# The task:
Please turn every row below into a JSON list of strings, with each line of a row as one string and blank lines omitted.

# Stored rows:
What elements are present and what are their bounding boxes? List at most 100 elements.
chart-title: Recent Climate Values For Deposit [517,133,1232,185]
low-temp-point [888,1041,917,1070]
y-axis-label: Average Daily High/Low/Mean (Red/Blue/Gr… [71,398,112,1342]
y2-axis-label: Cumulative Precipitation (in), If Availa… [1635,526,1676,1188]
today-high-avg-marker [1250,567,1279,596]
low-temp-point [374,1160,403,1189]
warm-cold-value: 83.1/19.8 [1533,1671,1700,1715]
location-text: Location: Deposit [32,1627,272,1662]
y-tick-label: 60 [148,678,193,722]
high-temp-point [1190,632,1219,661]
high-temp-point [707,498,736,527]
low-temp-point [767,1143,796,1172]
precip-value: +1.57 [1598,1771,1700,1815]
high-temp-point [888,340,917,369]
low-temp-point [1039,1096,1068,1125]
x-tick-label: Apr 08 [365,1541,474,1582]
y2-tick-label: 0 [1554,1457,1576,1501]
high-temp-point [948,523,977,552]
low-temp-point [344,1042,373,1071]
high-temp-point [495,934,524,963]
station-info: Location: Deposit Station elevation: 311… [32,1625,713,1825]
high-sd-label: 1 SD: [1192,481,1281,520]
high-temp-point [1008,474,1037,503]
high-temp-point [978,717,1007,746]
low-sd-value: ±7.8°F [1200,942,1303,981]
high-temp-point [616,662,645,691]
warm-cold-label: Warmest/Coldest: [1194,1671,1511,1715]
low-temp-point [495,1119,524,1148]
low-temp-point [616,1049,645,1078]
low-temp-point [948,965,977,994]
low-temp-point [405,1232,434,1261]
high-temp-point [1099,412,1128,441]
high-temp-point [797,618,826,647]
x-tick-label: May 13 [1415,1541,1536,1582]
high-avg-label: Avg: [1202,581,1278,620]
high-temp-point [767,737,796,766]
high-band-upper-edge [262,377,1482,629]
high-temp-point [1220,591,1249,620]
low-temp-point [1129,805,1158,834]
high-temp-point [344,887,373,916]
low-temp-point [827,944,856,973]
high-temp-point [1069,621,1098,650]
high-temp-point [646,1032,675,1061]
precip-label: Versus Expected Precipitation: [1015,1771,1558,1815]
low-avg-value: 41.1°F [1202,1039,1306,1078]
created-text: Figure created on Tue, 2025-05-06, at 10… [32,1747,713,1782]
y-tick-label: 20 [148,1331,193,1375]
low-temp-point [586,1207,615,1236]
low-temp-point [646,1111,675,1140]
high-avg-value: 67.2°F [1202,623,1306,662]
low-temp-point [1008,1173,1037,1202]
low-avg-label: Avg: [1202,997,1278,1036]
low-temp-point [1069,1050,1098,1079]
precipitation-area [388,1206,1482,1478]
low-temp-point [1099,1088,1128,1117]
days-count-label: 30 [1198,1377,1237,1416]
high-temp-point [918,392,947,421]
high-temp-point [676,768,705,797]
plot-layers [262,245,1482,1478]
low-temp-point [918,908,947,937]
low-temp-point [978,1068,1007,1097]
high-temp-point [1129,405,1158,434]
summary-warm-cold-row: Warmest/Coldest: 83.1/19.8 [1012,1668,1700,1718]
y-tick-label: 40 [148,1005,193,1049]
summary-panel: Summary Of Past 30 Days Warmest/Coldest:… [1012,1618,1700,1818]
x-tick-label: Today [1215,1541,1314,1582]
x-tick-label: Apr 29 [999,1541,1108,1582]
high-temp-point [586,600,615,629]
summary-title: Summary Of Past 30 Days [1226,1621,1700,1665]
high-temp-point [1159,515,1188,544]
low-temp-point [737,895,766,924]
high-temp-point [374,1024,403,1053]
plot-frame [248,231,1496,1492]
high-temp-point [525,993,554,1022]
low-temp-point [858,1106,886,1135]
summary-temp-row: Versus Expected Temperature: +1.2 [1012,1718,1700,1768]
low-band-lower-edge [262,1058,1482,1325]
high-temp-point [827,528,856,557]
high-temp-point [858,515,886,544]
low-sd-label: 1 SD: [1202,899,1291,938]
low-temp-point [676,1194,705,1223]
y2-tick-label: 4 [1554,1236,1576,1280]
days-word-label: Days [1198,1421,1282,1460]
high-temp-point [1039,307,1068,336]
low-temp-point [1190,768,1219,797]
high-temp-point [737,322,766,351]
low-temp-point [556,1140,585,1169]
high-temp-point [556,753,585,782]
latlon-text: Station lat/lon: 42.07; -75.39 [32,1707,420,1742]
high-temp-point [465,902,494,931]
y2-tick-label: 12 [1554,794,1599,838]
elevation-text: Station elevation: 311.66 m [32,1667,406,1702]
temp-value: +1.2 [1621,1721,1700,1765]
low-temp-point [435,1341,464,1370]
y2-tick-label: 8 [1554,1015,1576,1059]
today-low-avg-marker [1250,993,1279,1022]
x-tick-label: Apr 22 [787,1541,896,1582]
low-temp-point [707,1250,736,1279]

# Exercise output:
[
  "What elements are present and what are their bounding boxes? List at most 100 elements.",
  "chart-title: Recent Climate Values For Deposit [517,133,1232,185]",
  "low-temp-point [888,1041,917,1070]",
  "y-axis-label: Average Daily High/Low/Mean (Red/Blue/Gr… [71,398,112,1342]",
  "y2-axis-label: Cumulative Precipitation (in), If Availa… [1635,526,1676,1188]",
  "today-high-avg-marker [1250,567,1279,596]",
  "low-temp-point [374,1160,403,1189]",
  "warm-cold-value: 83.1/19.8 [1533,1671,1700,1715]",
  "location-text: Location: Deposit [32,1627,272,1662]",
  "y-tick-label: 60 [148,678,193,722]",
  "high-temp-point [1190,632,1219,661]",
  "high-temp-point [707,498,736,527]",
  "low-temp-point [767,1143,796,1172]",
  "precip-value: +1.57 [1598,1771,1700,1815]",
  "high-temp-point [888,340,917,369]",
  "low-temp-point [1039,1096,1068,1125]",
  "x-tick-label: Apr 08 [365,1541,474,1582]",
  "y2-tick-label: 0 [1554,1457,1576,1501]",
  "high-temp-point [948,523,977,552]",
  "low-temp-point [344,1042,373,1071]",
  "high-temp-point [495,934,524,963]",
  "station-info: Location: Deposit Station elevation: 311… [32,1625,713,1825]",
  "high-sd-label: 1 SD: [1192,481,1281,520]",
  "high-temp-point [1008,474,1037,503]",
  "high-temp-point [978,717,1007,746]",
  "low-sd-value: ±7.8°F [1200,942,1303,981]",
  "high-temp-point [616,662,645,691]",
  "warm-cold-label: Warmest/Coldest: [1194,1671,1511,1715]",
  "low-temp-point [495,1119,524,1148]",
  "low-temp-point [616,1049,645,1078]",
  "low-temp-point [948,965,977,994]",
  "low-temp-point [405,1232,434,1261]",
  "high-temp-point [1099,412,1128,441]",
  "high-temp-point [797,618,826,647]",
  "x-tick-label: May 13 [1415,1541,1536,1582]",
  "high-avg-label: Avg: [1202,581,1278,620]",
  "high-temp-point [767,737,796,766]",
  "high-band-upper-edge [262,377,1482,629]",
  "high-temp-point [1220,591,1249,620]",
  "low-temp-point [1129,805,1158,834]",
  "high-temp-point [344,887,373,916]",
  "low-temp-point [827,944,856,973]",
  "high-temp-point [1069,621,1098,650]",
  "high-temp-point [646,1032,675,1061]",
  "precip-label: Versus Expected Precipitation: [1015,1771,1558,1815]",
  "low-avg-value: 41.1°F [1202,1039,1306,1078]",
  "created-text: Figure created on Tue, 2025-05-06, at 10… [32,1747,713,1782]",
  "y-tick-label: 20 [148,1331,193,1375]",
  "low-temp-point [586,1207,615,1236]",
  "low-temp-point [646,1111,675,1140]",
  "high-avg-value: 67.2°F [1202,623,1306,662]",
  "low-temp-point [1008,1173,1037,1202]",
  "low-avg-label: Avg: [1202,997,1278,1036]",
  "low-temp-point [1069,1050,1098,1079]",
  "precipitation-area [388,1206,1482,1478]",
  "low-temp-point [1099,1088,1128,1117]",
  "days-count-label: 30 [1198,1377,1237,1416]",
  "high-temp-point [918,392,947,421]",
  "high-temp-point [676,768,705,797]",
  "plot-layers [262,245,1482,1478]",
  "low-temp-point [918,908,947,937]",
  "low-temp-point [978,1068,1007,1097]",
  "high-temp-point [1129,405,1158,434]",
  "summary-warm-cold-row: Warmest/Coldest: 83.1/19.8 [1012,1668,1700,1718]",
  "y-tick-label: 40 [148,1005,193,1049]",
  "summary-panel: Summary Of Past 30 Days Warmest/Coldest:… [1012,1618,1700,1818]",
  "x-tick-label: Today [1215,1541,1314,1582]",
  "x-tick-label: Apr 29 [999,1541,1108,1582]",
  "high-temp-point [586,600,615,629]",
  "summary-title: Summary Of Past 30 Days [1226,1621,1700,1665]",
  "high-temp-point [1159,515,1188,544]",
  "low-temp-point [737,895,766,924]",
  "high-temp-point [374,1024,403,1053]",
  "plot-frame [248,231,1496,1492]",
  "high-temp-point [525,993,554,1022]",
  "low-temp-point [858,1106,886,1135]",
  "summary-temp-row: Versus Expected Temperature: +1.2 [1012,1718,1700,1768]",
  "low-band-lower-edge [262,1058,1482,1325]",
  "high-temp-point [827,528,856,557]",
  "high-temp-point [858,515,886,544]",
  "low-sd-label: 1 SD: [1202,899,1291,938]",
  "low-temp-point [676,1194,705,1223]",
  "y2-tick-label: 4 [1554,1236,1576,1280]",
  "days-word-label: Days [1198,1421,1282,1460]",
  "high-temp-point [1039,307,1068,336]",
  "low-temp-point [1190,768,1219,797]",
  "high-temp-point [737,322,766,351]",
  "low-temp-point [556,1140,585,1169]",
  "high-temp-point [556,753,585,782]",
  "latlon-text: Station lat/lon: 42.07; -75.39 [32,1707,420,1742]",
  "high-temp-point [465,902,494,931]",
  "y2-tick-label: 12 [1554,794,1599,838]",
  "elevation-text: Station elevation: 311.66 m [32,1667,406,1702]",
  "temp-value: +1.2 [1621,1721,1700,1765]",
  "low-temp-point [435,1341,464,1370]",
  "y2-tick-label: 8 [1554,1015,1576,1059]",
  "today-low-avg-marker [1250,993,1279,1022]",
  "x-tick-label: Apr 22 [787,1541,896,1582]",
  "low-temp-point [707,1250,736,1279]"
]